* **What you have to do**
Reproduce every one of the following entries line for line, changing no character.

* **Entries provided**
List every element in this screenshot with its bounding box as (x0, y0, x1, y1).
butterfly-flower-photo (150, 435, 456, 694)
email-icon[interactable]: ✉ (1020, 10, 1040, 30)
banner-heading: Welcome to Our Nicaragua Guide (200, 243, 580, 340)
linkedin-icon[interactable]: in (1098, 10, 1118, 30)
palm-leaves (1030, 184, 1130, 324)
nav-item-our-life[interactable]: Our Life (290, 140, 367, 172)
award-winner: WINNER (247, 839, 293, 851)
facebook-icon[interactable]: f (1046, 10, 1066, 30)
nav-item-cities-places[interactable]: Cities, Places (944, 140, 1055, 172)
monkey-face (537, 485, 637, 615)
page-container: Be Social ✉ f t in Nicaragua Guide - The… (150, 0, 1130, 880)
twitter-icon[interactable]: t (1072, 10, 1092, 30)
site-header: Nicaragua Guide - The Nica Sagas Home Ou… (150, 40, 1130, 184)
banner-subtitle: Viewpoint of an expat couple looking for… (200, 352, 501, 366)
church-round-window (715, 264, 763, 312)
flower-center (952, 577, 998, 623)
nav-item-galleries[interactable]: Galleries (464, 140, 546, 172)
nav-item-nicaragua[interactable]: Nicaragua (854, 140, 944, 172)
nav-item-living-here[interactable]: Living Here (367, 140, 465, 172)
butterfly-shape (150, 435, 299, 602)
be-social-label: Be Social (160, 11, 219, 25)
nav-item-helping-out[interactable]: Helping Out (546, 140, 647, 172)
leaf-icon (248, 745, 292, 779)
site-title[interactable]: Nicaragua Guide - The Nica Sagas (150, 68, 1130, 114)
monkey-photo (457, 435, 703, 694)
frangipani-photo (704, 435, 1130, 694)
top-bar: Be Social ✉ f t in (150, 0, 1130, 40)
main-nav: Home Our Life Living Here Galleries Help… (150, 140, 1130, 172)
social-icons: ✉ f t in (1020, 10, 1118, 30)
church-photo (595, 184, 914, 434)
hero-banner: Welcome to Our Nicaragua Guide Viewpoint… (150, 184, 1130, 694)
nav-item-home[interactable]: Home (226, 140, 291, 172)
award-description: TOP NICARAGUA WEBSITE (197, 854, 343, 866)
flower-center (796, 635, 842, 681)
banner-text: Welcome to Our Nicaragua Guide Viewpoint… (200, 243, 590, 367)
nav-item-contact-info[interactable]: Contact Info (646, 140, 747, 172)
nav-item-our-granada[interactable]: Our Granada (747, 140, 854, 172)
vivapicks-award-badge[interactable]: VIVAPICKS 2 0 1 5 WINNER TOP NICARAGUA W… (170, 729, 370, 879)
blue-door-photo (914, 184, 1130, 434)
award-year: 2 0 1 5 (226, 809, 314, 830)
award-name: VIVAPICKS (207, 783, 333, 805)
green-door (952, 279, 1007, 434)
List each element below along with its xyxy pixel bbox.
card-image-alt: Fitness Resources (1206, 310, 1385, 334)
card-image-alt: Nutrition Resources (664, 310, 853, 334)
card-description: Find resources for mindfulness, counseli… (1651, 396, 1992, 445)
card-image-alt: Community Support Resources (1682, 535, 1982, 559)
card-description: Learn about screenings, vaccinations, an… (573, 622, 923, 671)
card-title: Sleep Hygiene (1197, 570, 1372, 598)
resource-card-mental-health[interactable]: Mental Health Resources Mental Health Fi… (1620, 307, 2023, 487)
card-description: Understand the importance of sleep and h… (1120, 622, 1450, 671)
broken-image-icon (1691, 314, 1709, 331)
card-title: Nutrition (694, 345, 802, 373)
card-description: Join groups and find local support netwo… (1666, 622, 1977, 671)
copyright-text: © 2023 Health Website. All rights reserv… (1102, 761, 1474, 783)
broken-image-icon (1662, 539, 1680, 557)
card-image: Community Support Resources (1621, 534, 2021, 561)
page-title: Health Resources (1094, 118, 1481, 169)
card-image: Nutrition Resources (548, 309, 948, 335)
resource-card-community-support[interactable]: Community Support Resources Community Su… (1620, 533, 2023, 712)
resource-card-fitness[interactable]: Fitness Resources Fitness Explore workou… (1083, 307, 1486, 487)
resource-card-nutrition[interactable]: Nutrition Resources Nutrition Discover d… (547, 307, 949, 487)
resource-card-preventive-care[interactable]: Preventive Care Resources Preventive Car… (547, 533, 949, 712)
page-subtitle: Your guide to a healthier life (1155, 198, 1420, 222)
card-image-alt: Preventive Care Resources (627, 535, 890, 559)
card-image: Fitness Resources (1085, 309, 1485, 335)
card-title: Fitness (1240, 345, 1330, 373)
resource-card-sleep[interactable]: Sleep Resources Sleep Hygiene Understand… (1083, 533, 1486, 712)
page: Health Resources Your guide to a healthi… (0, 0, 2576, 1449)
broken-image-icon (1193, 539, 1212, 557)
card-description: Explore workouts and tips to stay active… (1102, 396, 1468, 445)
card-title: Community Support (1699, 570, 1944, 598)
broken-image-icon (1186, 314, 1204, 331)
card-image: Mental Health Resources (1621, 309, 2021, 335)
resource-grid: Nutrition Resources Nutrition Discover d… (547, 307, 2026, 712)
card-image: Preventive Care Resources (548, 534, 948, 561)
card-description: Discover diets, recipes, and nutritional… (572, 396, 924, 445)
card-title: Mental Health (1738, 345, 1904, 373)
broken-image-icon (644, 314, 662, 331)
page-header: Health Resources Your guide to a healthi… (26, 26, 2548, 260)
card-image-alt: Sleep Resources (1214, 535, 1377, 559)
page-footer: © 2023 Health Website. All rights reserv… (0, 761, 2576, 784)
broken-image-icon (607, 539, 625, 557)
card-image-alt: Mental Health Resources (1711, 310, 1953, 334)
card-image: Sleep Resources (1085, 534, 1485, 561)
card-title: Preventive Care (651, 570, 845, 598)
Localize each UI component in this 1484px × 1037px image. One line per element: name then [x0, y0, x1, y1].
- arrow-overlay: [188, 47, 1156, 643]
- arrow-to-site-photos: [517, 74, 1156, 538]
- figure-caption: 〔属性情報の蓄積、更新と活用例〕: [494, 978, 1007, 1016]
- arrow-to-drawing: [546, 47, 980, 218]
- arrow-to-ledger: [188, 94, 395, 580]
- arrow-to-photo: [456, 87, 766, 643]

* **In response**
List every element in this screenshot with its bounding box as (x0, y0, x1, y1).
butterfly-flower-photo (150, 435, 456, 694)
email-icon[interactable]: ✉ (1020, 10, 1040, 30)
banner-heading: Welcome to Our Nicaragua Guide (200, 243, 580, 340)
linkedin-icon[interactable]: in (1098, 10, 1118, 30)
palm-leaves (1030, 184, 1130, 324)
nav-item-our-life[interactable]: Our Life (290, 140, 367, 172)
award-winner: WINNER (247, 839, 293, 851)
facebook-icon[interactable]: f (1046, 10, 1066, 30)
nav-item-cities-places[interactable]: Cities, Places (944, 140, 1055, 172)
monkey-face (537, 485, 637, 615)
page-container: Be Social ✉ f t in Nicaragua Guide - The… (150, 0, 1130, 880)
twitter-icon[interactable]: t (1072, 10, 1092, 30)
site-header: Nicaragua Guide - The Nica Sagas Home Ou… (150, 40, 1130, 184)
banner-subtitle: Viewpoint of an expat couple looking for… (200, 352, 501, 366)
church-round-window (715, 264, 763, 312)
flower-center (952, 577, 998, 623)
nav-item-galleries[interactable]: Galleries (464, 140, 546, 172)
nav-item-nicaragua[interactable]: Nicaragua (854, 140, 944, 172)
nav-item-living-here[interactable]: Living Here (367, 140, 465, 172)
butterfly-shape (150, 435, 299, 602)
be-social-label: Be Social (160, 11, 219, 25)
nav-item-helping-out[interactable]: Helping Out (546, 140, 647, 172)
leaf-icon (248, 745, 292, 779)
site-title[interactable]: Nicaragua Guide - The Nica Sagas (150, 68, 1130, 114)
monkey-photo (457, 435, 703, 694)
frangipani-photo (704, 435, 1130, 694)
top-bar: Be Social ✉ f t in (150, 0, 1130, 40)
main-nav: Home Our Life Living Here Galleries Help… (150, 140, 1130, 172)
social-icons: ✉ f t in (1020, 10, 1118, 30)
church-photo (595, 184, 914, 434)
hero-banner: Welcome to Our Nicaragua Guide Viewpoint… (150, 184, 1130, 694)
nav-item-home[interactable]: Home (226, 140, 291, 172)
award-description: TOP NICARAGUA WEBSITE (197, 854, 343, 866)
flower-center (796, 635, 842, 681)
banner-text: Welcome to Our Nicaragua Guide Viewpoint… (200, 243, 590, 367)
nav-item-contact-info[interactable]: Contact Info (646, 140, 747, 172)
nav-item-our-granada[interactable]: Our Granada (747, 140, 854, 172)
vivapicks-award-badge[interactable]: VIVAPICKS 2 0 1 5 WINNER TOP NICARAGUA W… (170, 729, 370, 879)
blue-door-photo (914, 184, 1130, 434)
award-year: 2 0 1 5 (226, 809, 314, 830)
award-name: VIVAPICKS (207, 783, 333, 805)
green-door (952, 279, 1007, 434)
List each element below along with its xyxy pixel bbox.
card-image-alt: Fitness Resources (1206, 310, 1385, 334)
card-image-alt: Nutrition Resources (664, 310, 853, 334)
card-description: Find resources for mindfulness, counseli… (1651, 396, 1992, 445)
card-image-alt: Community Support Resources (1682, 535, 1982, 559)
card-description: Learn about screenings, vaccinations, an… (573, 622, 923, 671)
card-title: Sleep Hygiene (1197, 570, 1372, 598)
resource-card-mental-health[interactable]: Mental Health Resources Mental Health Fi… (1620, 307, 2023, 487)
card-description: Understand the importance of sleep and h… (1120, 622, 1450, 671)
broken-image-icon (1691, 314, 1709, 331)
card-title: Nutrition (694, 345, 802, 373)
card-description: Join groups and find local support netwo… (1666, 622, 1977, 671)
copyright-text: © 2023 Health Website. All rights reserv… (1102, 761, 1474, 783)
broken-image-icon (1662, 539, 1680, 557)
card-image: Community Support Resources (1621, 534, 2021, 561)
page-title: Health Resources (1094, 118, 1481, 169)
card-image: Nutrition Resources (548, 309, 948, 335)
resource-card-community-support[interactable]: Community Support Resources Community Su… (1620, 533, 2023, 712)
resource-card-fitness[interactable]: Fitness Resources Fitness Explore workou… (1083, 307, 1486, 487)
resource-card-nutrition[interactable]: Nutrition Resources Nutrition Discover d… (547, 307, 949, 487)
resource-card-preventive-care[interactable]: Preventive Care Resources Preventive Car… (547, 533, 949, 712)
page-subtitle: Your guide to a healthier life (1155, 198, 1420, 222)
card-image-alt: Preventive Care Resources (627, 535, 890, 559)
card-image: Fitness Resources (1085, 309, 1485, 335)
card-title: Fitness (1240, 345, 1330, 373)
resource-card-sleep[interactable]: Sleep Resources Sleep Hygiene Understand… (1083, 533, 1486, 712)
page: Health Resources Your guide to a healthi… (0, 0, 2576, 1449)
broken-image-icon (1193, 539, 1212, 557)
card-description: Explore workouts and tips to stay active… (1102, 396, 1468, 445)
card-title: Community Support (1699, 570, 1944, 598)
broken-image-icon (1186, 314, 1204, 331)
card-image: Mental Health Resources (1621, 309, 2021, 335)
resource-grid: Nutrition Resources Nutrition Discover d… (547, 307, 2026, 712)
card-image: Preventive Care Resources (548, 534, 948, 561)
card-description: Discover diets, recipes, and nutritional… (572, 396, 924, 445)
card-title: Mental Health (1738, 345, 1904, 373)
broken-image-icon (644, 314, 662, 331)
page-header: Health Resources Your guide to a healthi… (26, 26, 2548, 260)
card-image-alt: Sleep Resources (1214, 535, 1377, 559)
page-footer: © 2023 Health Website. All rights reserv… (0, 761, 2576, 784)
broken-image-icon (607, 539, 625, 557)
card-image-alt: Mental Health Resources (1711, 310, 1953, 334)
card-image: Sleep Resources (1085, 534, 1485, 561)
card-title: Preventive Care (651, 570, 845, 598)
Localize each UI component in this 1484px × 1037px image. One line per element: name then [x0, y0, x1, y1].
- arrow-overlay: [188, 47, 1156, 643]
- arrow-to-site-photos: [517, 74, 1156, 538]
- figure-caption: 〔属性情報の蓄積、更新と活用例〕: [494, 978, 1007, 1016]
- arrow-to-drawing: [546, 47, 980, 218]
- arrow-to-ledger: [188, 94, 395, 580]
- arrow-to-photo: [456, 87, 766, 643]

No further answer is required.